Information supplied:
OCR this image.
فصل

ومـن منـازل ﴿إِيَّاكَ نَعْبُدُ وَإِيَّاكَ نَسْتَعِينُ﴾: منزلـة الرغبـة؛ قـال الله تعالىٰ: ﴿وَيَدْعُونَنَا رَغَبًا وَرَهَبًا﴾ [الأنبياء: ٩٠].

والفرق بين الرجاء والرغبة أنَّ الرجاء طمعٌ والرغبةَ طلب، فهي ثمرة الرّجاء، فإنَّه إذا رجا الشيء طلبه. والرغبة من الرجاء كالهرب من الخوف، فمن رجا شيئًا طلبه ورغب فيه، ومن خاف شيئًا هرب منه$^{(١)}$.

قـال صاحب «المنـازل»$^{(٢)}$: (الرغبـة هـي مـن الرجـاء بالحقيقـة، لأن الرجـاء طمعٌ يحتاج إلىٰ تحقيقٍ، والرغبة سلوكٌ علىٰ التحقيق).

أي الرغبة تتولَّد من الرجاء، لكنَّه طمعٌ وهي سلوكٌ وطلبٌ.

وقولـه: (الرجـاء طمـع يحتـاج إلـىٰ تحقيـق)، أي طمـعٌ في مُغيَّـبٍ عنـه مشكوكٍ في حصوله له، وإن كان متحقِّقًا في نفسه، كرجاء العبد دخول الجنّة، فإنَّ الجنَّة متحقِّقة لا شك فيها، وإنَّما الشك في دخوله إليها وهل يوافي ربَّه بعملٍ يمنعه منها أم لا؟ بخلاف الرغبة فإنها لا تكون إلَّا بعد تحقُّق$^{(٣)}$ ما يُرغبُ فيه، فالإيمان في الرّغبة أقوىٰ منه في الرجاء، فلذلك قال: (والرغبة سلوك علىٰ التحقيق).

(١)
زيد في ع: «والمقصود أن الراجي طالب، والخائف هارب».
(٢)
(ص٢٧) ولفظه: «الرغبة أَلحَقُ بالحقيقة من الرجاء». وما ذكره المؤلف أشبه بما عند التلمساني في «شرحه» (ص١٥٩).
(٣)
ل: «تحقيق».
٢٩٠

Description of the task: Copy all the lines, exactly.

Solution:
OCR this image.
فصل

ومـن منـازل ﴿إِيَّاكَ نَعْبُدُ وَإِيَّاكَ نَسْتَعِينُ﴾: منزلـة الرغبـة؛ قـال الله تعالىٰ: ﴿وَيَدْعُونَنَا رَغَبًا وَرَهَبًا﴾ [الأنبياء: ٩٠].

والفرق بين الرجاء والرغبة أنَّ الرجاء طمعٌ والرغبةَ طلب، فهي ثمرة الرّجاء، فإنَّه إذا رجا الشيء طلبه. والرغبة من الرجاء كالهرب من الخوف، فمن رجا شيئًا طلبه ورغب فيه، ومن خاف شيئًا هرب منه$^{(١)}$.

قـال صاحب «المنـازل»$^{(٢)}$: (الرغبـة هـي مـن الرجـاء بالحقيقـة، لأن الرجـاء طمعٌ يحتاج إلىٰ تحقيقٍ، والرغبة سلوكٌ علىٰ التحقيق).

أي الرغبة تتولَّد من الرجاء، لكنَّه طمعٌ وهي سلوكٌ وطلبٌ.

وقولـه: (الرجـاء طمـع يحتـاج إلـىٰ تحقيـق)، أي طمـعٌ في مُغيَّـبٍ عنـه مشكوكٍ في حصوله له، وإن كان متحقِّقًا في نفسه، كرجاء العبد دخول الجنّة، فإنَّ الجنَّة متحقِّقة لا شك فيها، وإنَّما الشك في دخوله إليها وهل يوافي ربَّه بعملٍ يمنعه منها أم لا؟ بخلاف الرغبة فإنها لا تكون إلَّا بعد تحقُّق$^{(٣)}$ ما يُرغبُ فيه، فالإيمان في الرّغبة أقوىٰ منه في الرجاء، فلذلك قال: (والرغبة سلوك علىٰ التحقيق).

(١)
زيد في ع: «والمقصود أن الراجي طالب، والخائف هارب».
(٢)
(ص٢٧) ولفظه: «الرغبة أَلحَقُ بالحقيقة من الرجاء». وما ذكره المؤلف أشبه بما عند التلمساني في «شرحه» (ص١٥٩).
(٣)
ل: «تحقيق».
٢٩٠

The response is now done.